• Instruction: Tally the lines in the data that follows that include the word "Aviso", and report nothing but the total.

^^^^

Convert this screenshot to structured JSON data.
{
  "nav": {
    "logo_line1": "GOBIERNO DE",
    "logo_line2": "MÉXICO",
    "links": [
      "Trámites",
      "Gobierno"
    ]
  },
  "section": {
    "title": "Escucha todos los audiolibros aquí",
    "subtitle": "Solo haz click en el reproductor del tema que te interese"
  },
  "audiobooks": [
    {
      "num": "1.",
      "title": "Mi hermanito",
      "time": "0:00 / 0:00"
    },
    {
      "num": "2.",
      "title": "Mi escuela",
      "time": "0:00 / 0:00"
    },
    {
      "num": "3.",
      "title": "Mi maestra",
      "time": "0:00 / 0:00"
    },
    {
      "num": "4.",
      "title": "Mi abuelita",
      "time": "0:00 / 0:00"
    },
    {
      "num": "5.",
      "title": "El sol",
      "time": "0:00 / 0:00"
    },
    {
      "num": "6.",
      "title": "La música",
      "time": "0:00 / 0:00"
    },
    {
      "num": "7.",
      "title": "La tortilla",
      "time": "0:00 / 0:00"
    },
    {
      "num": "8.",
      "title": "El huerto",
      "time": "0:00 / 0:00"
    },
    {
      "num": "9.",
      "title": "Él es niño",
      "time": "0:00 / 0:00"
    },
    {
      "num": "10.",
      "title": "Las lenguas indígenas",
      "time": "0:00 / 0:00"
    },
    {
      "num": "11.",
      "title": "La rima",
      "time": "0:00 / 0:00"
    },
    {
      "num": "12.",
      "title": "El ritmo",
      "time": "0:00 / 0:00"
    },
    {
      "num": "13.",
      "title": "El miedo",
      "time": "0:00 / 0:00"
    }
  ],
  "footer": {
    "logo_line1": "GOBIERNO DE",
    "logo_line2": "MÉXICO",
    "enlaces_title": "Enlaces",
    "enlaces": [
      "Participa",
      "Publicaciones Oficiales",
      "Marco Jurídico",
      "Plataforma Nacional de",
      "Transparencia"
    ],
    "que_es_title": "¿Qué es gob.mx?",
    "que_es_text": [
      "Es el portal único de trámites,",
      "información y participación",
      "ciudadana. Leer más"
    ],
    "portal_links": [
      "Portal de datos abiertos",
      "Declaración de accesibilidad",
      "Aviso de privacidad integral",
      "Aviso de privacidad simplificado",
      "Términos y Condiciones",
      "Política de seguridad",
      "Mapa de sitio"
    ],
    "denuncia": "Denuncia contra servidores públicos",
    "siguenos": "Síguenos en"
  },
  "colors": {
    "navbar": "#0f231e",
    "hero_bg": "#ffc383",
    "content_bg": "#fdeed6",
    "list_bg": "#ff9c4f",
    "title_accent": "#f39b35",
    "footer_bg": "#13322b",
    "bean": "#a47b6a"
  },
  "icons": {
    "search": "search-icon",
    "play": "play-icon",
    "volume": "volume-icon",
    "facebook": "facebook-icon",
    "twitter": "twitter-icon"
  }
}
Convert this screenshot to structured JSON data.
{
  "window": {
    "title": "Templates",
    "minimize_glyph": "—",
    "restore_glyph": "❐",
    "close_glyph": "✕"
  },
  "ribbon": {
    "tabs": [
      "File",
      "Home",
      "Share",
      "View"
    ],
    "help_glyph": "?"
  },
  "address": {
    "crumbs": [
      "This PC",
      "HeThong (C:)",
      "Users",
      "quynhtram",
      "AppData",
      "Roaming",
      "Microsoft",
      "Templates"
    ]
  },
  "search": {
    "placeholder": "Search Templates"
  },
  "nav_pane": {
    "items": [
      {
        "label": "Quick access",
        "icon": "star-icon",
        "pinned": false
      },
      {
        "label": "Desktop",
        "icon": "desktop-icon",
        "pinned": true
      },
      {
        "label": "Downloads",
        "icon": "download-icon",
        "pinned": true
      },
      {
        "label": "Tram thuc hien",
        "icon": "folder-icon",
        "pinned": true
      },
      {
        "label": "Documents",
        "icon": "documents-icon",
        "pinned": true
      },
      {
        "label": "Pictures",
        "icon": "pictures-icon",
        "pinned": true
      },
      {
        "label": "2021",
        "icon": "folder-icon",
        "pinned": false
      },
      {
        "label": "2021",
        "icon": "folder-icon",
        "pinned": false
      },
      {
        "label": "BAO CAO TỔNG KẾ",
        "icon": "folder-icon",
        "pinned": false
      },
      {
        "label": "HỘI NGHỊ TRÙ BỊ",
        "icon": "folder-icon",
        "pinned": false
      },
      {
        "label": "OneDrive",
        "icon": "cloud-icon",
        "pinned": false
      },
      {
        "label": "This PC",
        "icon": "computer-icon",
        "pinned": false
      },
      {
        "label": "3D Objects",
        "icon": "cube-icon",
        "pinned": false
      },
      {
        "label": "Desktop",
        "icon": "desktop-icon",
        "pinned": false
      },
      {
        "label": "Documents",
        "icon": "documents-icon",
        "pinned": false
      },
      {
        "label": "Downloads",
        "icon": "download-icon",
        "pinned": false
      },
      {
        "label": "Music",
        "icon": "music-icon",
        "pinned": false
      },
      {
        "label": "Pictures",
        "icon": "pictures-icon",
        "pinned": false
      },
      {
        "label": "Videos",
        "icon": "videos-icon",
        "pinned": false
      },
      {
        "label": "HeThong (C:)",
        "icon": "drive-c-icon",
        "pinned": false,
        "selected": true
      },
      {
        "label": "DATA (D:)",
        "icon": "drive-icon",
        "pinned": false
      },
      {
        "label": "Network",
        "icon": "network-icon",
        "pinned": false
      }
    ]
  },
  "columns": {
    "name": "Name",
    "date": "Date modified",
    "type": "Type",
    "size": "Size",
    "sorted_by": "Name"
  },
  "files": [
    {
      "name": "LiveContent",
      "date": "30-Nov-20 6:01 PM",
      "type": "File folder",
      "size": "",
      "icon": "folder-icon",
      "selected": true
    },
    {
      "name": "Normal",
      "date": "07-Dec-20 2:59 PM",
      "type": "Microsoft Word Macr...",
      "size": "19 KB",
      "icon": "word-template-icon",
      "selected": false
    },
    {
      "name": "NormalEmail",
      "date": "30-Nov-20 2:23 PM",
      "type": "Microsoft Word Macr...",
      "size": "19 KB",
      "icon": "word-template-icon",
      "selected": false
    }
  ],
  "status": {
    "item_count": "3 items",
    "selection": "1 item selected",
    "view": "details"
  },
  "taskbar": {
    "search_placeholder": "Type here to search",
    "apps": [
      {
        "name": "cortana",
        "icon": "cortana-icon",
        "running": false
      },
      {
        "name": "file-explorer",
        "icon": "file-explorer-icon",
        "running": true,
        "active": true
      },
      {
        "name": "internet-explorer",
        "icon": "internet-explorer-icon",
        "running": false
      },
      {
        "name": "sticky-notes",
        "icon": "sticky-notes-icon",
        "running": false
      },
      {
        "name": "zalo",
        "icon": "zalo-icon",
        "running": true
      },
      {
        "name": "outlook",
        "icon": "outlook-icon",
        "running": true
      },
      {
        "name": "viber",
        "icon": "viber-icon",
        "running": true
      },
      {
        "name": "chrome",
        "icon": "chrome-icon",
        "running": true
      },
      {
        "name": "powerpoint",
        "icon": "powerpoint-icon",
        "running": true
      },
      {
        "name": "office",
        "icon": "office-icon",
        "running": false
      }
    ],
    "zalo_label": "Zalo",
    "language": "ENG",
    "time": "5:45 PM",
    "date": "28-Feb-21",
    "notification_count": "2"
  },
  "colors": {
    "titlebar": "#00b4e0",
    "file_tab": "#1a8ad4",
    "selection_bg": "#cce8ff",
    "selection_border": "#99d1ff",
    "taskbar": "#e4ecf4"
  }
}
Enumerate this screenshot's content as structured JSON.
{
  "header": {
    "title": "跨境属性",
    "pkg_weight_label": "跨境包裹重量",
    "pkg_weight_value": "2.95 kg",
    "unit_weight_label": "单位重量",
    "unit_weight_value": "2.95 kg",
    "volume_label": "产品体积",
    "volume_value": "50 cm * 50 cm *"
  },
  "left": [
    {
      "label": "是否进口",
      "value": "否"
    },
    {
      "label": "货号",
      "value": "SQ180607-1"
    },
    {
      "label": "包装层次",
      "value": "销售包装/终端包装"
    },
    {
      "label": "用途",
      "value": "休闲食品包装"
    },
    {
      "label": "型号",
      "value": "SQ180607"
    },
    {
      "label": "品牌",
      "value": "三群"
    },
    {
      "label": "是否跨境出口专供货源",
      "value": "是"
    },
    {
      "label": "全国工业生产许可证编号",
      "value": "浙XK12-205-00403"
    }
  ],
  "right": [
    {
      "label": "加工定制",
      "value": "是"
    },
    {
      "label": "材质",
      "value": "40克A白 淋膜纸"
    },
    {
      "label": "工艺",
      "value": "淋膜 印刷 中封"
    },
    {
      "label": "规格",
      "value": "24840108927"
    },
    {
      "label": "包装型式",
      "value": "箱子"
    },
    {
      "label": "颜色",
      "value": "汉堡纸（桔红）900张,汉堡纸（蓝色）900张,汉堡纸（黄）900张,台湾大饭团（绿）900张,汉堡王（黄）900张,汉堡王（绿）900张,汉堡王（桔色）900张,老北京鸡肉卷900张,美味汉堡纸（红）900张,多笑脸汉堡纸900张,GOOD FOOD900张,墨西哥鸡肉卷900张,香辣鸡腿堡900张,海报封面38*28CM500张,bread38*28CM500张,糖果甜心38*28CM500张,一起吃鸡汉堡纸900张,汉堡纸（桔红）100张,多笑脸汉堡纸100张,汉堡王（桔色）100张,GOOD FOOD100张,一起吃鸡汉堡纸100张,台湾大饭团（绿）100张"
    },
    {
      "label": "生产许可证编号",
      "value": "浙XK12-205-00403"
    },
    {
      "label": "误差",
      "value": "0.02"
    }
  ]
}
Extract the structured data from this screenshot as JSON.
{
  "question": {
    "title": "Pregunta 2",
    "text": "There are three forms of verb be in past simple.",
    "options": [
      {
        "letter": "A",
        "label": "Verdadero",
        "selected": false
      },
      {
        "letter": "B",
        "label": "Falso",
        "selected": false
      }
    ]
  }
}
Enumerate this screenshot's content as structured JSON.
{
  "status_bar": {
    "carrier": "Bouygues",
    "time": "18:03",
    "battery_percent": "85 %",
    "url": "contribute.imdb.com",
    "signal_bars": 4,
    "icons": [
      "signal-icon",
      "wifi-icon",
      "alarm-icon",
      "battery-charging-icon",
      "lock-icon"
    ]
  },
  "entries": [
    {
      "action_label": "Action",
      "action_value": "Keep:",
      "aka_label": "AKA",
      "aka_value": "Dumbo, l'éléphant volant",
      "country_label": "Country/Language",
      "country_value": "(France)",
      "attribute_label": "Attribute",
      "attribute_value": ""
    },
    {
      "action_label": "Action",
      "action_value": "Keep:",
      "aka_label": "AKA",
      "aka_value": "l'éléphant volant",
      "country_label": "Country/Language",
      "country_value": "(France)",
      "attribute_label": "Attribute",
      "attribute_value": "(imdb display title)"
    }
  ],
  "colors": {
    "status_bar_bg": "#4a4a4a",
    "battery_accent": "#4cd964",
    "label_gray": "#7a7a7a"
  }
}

^^^^

• Finished exercise: 2